• [Set problem 1]
In the article on Orientale Lumen and Eastern Catholics, until what year was the Ukrainian Greco-Catholic Church the largest banned religious body in the world?
• [Set problem 2]
Continue the article on Orientale Lumen and Eastern Catholics, starting right after its last sentence.

• [Passage]
---*---
The twentieth anniversary of St. Pope John Paul II apostolic letter “Orientale Lumen” is an occasion to reflect on what can be learned from Eastern Catholics
by Dr. Adam A.J. Deville
Catholic World Report, July 2, 2015
Twenty years ago, in his apostolic letter Orientale Lumen (May 2, 1995), the late St. Pope John Paul II called on Roman Catholics to deepen their knowledge of and love for the Christian East. I was thinking of his exhortation as I recently returned from a colloquium in Canada on the future of the Ukrainian Greco-Catholic Church (UGCC) in North America. Many, perhaps most, Catholics in North America are unaware of the UGCC and the other nearly two-dozen Eastern Churches in communion with the bishop of Rome and therefore with the much larger Latin or Roman Catholic Church.
Though collectively Eastern Catholics are tiny—perhaps 20 million around the world compared to well over a billion Latins—it occurs to me that we may have learned some over-sized lessons of immediate relevance to Roman Catholics today. Here are three of those lessons.
Some people, including the recently deceased cardinal-archbishop of Chicago, Francis George of blessed memory, have begun to think seriously about the increasing pressure on and outright persecution of Catholics in North America, not least at the hands of the LGBT crowd and their friends in media, academia, and government. Whether their machinations portend a sustained and systematic campaign of increasing persecution of the entire Church cannot be said just now, although plenty of learned commentators fear the worst. But if it comes to it, Eastern Catholics, especially those in the UGCC, have long and painful experience here of refusing to buckle to ideological enemies.
Until 1990, the UGCC was the largest banned religious body in the world. Existing in the underground in Ukraine after having been officially eliminated by Stalin in 1946, this church saw most of her bishops sent to the Gulag or shot outright, along with many of her clergy and religious. (Dozens of these were beatified as martyrs by Pope John Paul II in Ukraine in 2001.) Those who remained had to meet secretly in apartments and houses for liturgy, baptize at night in ponds in remote forests, hear confessions while hewing rocks in a labor camp, and catechize children and train priests in covert ways.
Every such act—liturgical, sacramental, catechetical, prayerful—was enormously risky and could result in the infamous 3:00 a.m. knock on the door as people were arrested and never seen again. It was a brutal, bloody time, with millions killed, but Ukrainian Catholics persevered. Why? Because of their loyalty to the Gospel and to the bishop of Rome as an embodiment of the Church’s refusal to be compliant to any worldly tyrant.
---*---
• [Listed entries]
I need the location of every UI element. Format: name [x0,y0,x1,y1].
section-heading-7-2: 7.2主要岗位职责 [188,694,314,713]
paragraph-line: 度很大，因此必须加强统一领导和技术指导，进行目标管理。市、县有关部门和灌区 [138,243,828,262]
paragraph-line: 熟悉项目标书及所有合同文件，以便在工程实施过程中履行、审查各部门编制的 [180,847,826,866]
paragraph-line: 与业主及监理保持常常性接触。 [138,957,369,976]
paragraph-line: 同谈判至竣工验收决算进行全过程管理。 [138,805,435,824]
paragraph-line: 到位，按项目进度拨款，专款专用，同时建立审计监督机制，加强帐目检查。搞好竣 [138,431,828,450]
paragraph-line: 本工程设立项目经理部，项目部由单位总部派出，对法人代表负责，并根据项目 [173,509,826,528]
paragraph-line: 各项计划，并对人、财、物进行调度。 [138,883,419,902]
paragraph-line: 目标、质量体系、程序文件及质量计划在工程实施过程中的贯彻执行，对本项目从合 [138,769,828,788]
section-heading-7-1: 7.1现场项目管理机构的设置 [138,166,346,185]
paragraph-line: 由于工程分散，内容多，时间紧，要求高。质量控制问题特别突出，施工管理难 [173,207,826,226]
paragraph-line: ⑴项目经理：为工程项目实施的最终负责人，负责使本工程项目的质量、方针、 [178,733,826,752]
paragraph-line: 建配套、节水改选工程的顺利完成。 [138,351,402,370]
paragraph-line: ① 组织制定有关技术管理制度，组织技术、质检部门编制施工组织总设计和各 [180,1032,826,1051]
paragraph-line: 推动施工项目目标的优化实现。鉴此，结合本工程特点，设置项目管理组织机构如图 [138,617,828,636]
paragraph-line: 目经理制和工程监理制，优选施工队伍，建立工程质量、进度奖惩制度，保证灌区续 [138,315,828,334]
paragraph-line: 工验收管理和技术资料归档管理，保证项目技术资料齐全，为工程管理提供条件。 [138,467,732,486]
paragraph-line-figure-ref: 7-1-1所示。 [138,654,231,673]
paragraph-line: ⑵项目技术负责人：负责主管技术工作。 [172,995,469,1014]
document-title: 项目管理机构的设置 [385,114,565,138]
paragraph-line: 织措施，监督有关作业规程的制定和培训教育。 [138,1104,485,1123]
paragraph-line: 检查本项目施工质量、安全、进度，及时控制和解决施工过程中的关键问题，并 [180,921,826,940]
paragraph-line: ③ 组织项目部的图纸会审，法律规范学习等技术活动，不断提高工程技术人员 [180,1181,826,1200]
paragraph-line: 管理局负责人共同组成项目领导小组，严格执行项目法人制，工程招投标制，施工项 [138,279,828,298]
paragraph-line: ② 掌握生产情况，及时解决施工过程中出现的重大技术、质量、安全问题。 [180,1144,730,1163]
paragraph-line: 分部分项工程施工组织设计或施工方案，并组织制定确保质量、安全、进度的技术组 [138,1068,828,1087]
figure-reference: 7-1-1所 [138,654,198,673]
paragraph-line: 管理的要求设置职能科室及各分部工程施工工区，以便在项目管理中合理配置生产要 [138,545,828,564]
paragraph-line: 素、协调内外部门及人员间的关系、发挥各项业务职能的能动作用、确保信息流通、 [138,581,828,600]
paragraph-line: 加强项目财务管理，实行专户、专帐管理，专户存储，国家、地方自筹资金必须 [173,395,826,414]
---*---
• [Task output 1]
1990

• [Task output 2]
Other Eastern Christians—especially today in Syria, Egypt, and Iraq—have more recent experience of persecution and execution, as many of us are aware from ISIS-inspired headlines of the past year. Collectively these churches have learned costly lessons after surviving for decades (in the case of Ukraine under communism) and centuries (in the Middle East under Islam) as persecuted minorities. Christians in North America, please God, will face nothing nearly as serious and lethal as communism or Islam, but today’s increasing pressure and persecution, even in more attenuated forms, is an unfamiliar experience for many of us on this continent. Eastern Catholics, however, have learned important and costly lessons about how to survive persecution in many forms. What are those lessons?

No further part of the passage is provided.